DATASET RECORDS -
------------

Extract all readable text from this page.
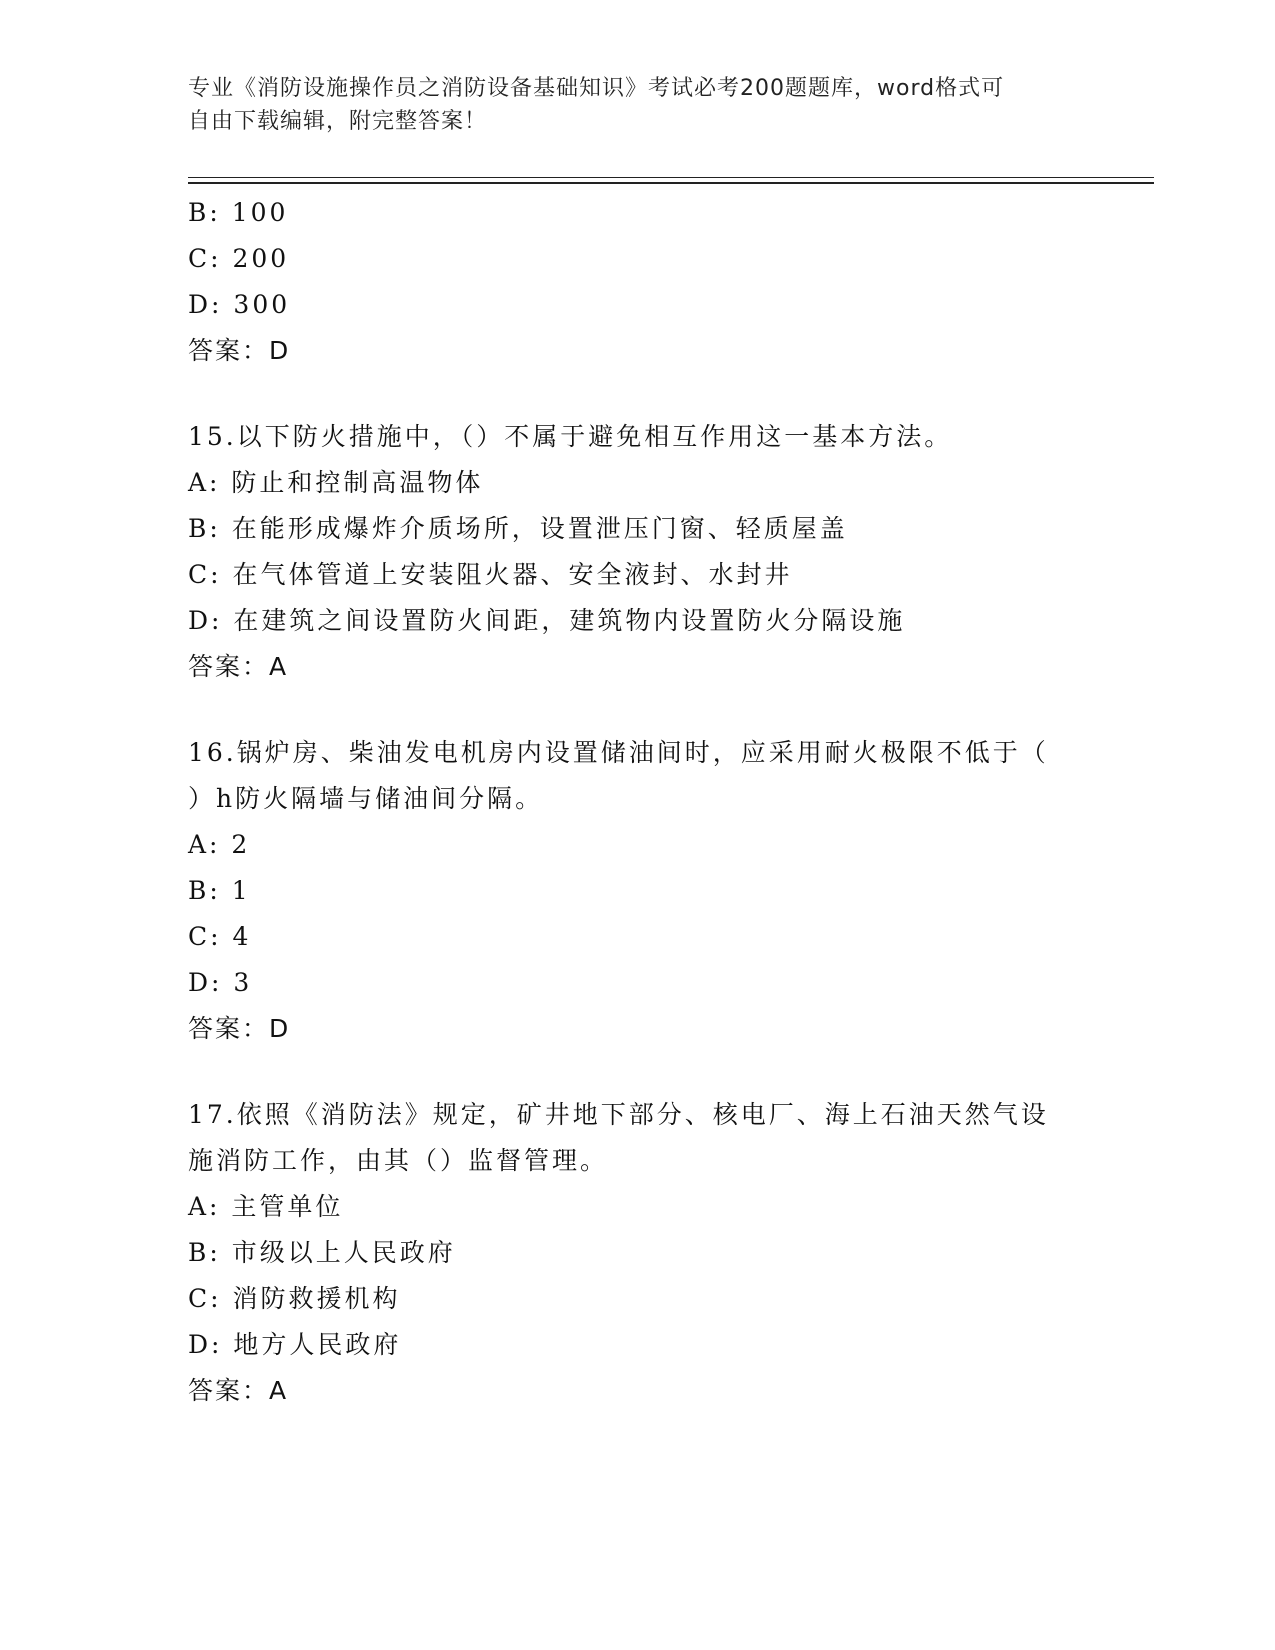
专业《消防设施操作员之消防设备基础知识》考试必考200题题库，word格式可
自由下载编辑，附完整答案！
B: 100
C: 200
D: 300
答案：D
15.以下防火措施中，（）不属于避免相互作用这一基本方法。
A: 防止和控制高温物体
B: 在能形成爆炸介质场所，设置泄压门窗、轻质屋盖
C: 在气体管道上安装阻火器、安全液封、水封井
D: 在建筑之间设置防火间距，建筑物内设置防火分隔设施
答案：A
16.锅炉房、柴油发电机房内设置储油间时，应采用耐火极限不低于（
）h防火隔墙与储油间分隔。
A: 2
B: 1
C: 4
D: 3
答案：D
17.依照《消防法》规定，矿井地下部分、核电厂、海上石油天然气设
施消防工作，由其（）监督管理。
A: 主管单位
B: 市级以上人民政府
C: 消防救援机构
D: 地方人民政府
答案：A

------------

WHAT IS REQUIRED -
Images must not appear in the copy; reproduce everything else in the records verbatim.

EXERCISE ANSWER -
Extract all readable text from this page.
专业《消防设施操作员之消防设备基础知识》考试必考200题题库，word格式可
自由下载编辑，附完整答案！
B: 100
C: 200
D: 300
答案：D
15.以下防火措施中，（）不属于避免相互作用这一基本方法。
A: 防止和控制高温物体
B: 在能形成爆炸介质场所，设置泄压门窗、轻质屋盖
C: 在气体管道上安装阻火器、安全液封、水封井
D: 在建筑之间设置防火间距，建筑物内设置防火分隔设施
答案：A
16.锅炉房、柴油发电机房内设置储油间时，应采用耐火极限不低于（
）h防火隔墙与储油间分隔。
A: 2
B: 1
C: 4
D: 3
答案：D
17.依照《消防法》规定，矿井地下部分、核电厂、海上石油天然气设
施消防工作，由其（）监督管理。
A: 主管单位
B: 市级以上人民政府
C: 消防救援机构
D: 地方人民政府
答案：A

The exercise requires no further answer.